[PROBLEM DETAILS]
Using the material below, copy every line where "confirmed" appears.

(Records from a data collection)

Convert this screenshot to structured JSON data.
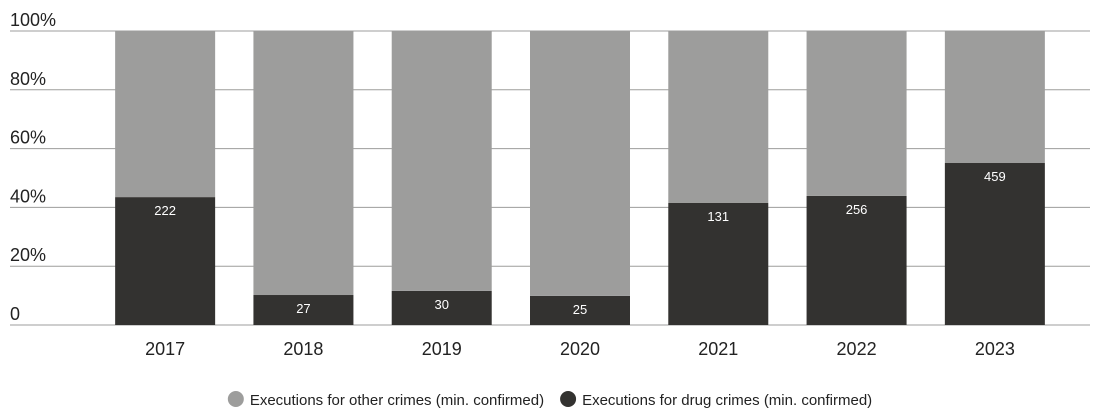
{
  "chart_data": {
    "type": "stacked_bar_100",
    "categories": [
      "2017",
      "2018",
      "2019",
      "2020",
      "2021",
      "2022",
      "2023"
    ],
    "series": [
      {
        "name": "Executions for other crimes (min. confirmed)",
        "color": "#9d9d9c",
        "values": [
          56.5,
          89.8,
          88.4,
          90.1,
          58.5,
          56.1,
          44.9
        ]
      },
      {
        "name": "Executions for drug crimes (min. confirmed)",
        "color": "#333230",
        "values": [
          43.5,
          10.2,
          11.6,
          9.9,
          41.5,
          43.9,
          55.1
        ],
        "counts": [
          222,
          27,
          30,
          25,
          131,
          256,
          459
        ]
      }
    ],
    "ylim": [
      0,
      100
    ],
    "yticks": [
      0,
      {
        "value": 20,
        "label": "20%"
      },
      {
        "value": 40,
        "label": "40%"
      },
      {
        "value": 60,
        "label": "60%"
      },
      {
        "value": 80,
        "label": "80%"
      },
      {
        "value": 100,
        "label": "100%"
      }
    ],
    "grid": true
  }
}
==
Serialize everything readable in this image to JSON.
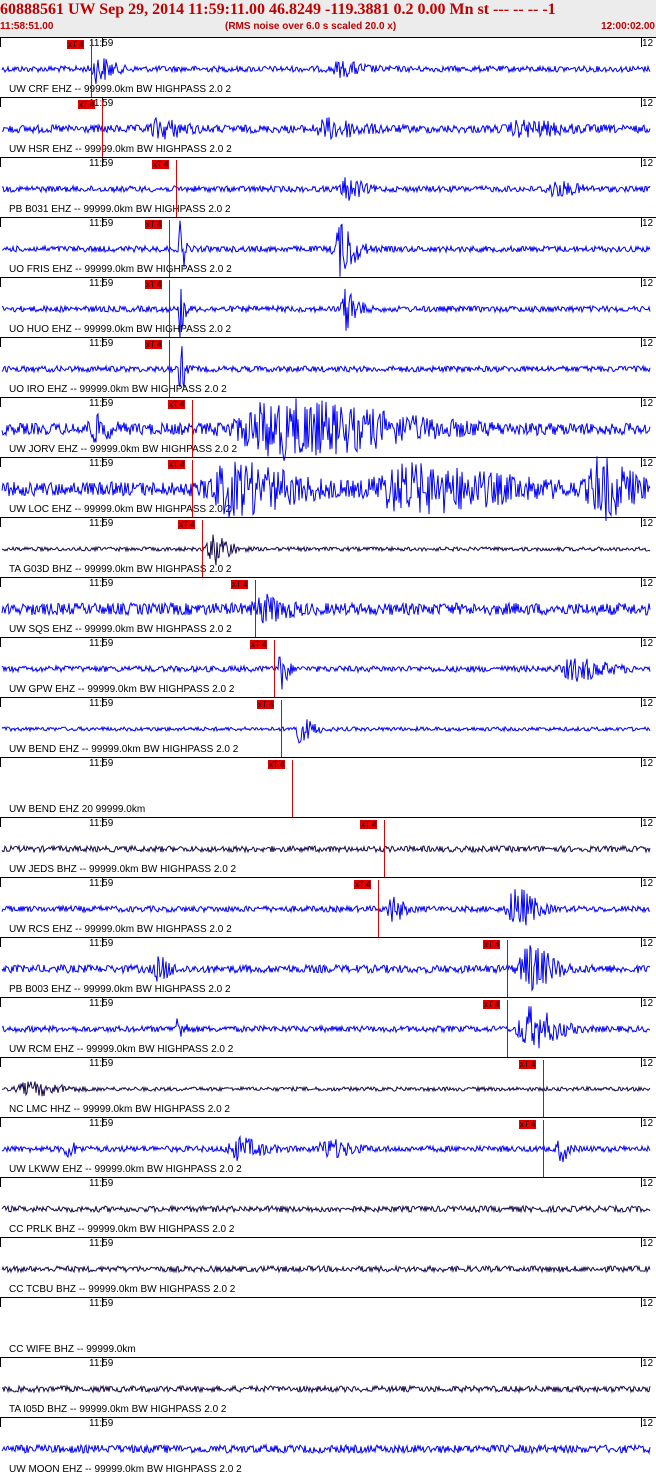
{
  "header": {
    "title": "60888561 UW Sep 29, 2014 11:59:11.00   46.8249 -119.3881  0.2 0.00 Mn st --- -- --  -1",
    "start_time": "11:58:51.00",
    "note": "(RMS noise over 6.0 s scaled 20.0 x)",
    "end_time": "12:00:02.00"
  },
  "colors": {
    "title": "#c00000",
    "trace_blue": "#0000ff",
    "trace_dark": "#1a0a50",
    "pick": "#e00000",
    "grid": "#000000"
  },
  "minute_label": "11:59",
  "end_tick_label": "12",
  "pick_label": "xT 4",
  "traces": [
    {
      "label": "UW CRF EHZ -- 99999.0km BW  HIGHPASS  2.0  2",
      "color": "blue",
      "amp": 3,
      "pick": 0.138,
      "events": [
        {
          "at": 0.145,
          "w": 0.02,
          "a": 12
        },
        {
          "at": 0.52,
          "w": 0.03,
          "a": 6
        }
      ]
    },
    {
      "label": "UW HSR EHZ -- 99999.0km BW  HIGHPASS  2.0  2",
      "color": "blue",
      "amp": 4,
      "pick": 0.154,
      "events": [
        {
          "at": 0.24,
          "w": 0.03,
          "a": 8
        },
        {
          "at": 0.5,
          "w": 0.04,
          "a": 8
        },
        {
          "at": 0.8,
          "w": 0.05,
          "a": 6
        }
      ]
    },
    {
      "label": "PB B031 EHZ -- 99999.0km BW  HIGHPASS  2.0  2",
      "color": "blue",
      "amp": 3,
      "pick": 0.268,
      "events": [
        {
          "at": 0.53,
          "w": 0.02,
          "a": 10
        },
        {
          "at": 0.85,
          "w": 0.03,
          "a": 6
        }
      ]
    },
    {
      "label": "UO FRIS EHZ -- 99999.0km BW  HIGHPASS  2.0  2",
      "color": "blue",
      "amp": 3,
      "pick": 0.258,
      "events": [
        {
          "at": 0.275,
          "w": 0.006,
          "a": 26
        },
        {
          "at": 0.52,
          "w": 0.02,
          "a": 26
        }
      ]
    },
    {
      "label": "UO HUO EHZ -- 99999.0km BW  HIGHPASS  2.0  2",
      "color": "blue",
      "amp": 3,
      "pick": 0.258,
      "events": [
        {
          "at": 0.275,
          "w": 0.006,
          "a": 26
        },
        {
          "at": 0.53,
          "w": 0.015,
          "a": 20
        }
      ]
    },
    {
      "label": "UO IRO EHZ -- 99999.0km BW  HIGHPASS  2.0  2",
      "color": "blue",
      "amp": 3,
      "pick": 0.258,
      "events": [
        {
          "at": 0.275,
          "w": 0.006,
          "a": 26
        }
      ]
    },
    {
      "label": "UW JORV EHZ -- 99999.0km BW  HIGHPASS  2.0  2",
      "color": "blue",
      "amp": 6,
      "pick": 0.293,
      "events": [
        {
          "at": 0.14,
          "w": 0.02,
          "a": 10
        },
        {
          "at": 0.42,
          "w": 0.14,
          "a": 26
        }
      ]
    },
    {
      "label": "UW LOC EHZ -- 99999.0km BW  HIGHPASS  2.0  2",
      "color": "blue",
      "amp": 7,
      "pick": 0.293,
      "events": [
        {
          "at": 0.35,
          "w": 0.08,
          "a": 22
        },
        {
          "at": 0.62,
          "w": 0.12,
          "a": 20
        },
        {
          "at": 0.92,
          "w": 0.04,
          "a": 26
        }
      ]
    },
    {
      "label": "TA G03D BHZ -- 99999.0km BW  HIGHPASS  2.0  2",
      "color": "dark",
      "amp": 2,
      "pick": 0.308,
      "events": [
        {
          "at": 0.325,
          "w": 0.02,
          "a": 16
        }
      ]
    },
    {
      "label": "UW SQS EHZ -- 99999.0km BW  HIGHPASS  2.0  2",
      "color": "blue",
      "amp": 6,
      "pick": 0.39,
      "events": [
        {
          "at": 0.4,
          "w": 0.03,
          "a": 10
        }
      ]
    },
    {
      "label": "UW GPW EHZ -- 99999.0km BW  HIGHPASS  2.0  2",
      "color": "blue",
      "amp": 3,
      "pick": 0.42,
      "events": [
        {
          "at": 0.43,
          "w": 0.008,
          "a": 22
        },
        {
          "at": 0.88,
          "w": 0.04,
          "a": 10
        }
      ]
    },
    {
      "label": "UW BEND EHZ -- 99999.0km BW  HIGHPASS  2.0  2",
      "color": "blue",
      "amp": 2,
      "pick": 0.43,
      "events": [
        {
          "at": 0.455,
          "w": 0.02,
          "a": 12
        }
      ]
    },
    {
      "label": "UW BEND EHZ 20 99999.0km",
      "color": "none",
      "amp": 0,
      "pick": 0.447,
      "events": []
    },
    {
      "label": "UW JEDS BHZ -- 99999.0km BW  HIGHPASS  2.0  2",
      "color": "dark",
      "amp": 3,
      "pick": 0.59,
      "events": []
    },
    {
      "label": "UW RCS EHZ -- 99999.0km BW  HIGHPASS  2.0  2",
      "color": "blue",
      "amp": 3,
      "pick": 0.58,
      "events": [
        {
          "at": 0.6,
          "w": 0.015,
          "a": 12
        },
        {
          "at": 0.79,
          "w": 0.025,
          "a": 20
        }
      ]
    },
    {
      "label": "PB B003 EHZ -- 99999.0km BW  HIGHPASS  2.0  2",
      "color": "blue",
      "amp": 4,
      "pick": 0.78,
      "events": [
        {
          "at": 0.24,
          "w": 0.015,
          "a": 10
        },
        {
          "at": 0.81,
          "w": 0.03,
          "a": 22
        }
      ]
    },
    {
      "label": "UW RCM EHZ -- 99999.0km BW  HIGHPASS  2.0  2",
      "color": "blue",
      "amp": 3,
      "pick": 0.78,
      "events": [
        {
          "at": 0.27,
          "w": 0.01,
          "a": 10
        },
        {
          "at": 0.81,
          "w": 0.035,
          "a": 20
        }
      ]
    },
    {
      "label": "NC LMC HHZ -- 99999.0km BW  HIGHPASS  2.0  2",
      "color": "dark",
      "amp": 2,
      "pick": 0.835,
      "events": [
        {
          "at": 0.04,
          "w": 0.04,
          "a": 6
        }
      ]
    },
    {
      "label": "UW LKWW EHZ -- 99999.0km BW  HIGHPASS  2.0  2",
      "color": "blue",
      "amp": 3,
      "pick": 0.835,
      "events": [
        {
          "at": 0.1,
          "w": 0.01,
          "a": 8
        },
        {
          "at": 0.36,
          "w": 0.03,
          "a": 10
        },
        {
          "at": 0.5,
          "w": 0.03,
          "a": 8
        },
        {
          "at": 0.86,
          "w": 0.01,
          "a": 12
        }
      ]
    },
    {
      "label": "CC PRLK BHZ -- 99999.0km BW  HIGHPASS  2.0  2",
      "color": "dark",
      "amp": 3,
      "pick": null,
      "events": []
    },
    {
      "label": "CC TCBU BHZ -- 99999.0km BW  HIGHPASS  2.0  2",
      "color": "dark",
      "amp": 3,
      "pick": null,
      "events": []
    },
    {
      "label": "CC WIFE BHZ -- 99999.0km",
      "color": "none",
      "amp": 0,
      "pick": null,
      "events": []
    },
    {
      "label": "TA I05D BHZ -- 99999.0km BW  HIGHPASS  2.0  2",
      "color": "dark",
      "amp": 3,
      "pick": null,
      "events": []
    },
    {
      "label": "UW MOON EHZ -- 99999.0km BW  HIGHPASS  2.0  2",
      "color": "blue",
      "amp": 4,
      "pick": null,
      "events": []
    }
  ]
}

[OUTPUT FOR THIS EXERCISE]
        "name": "Executions for other crimes (min. confirmed)",
        "name": "Executions for drug crimes (min. confirmed)",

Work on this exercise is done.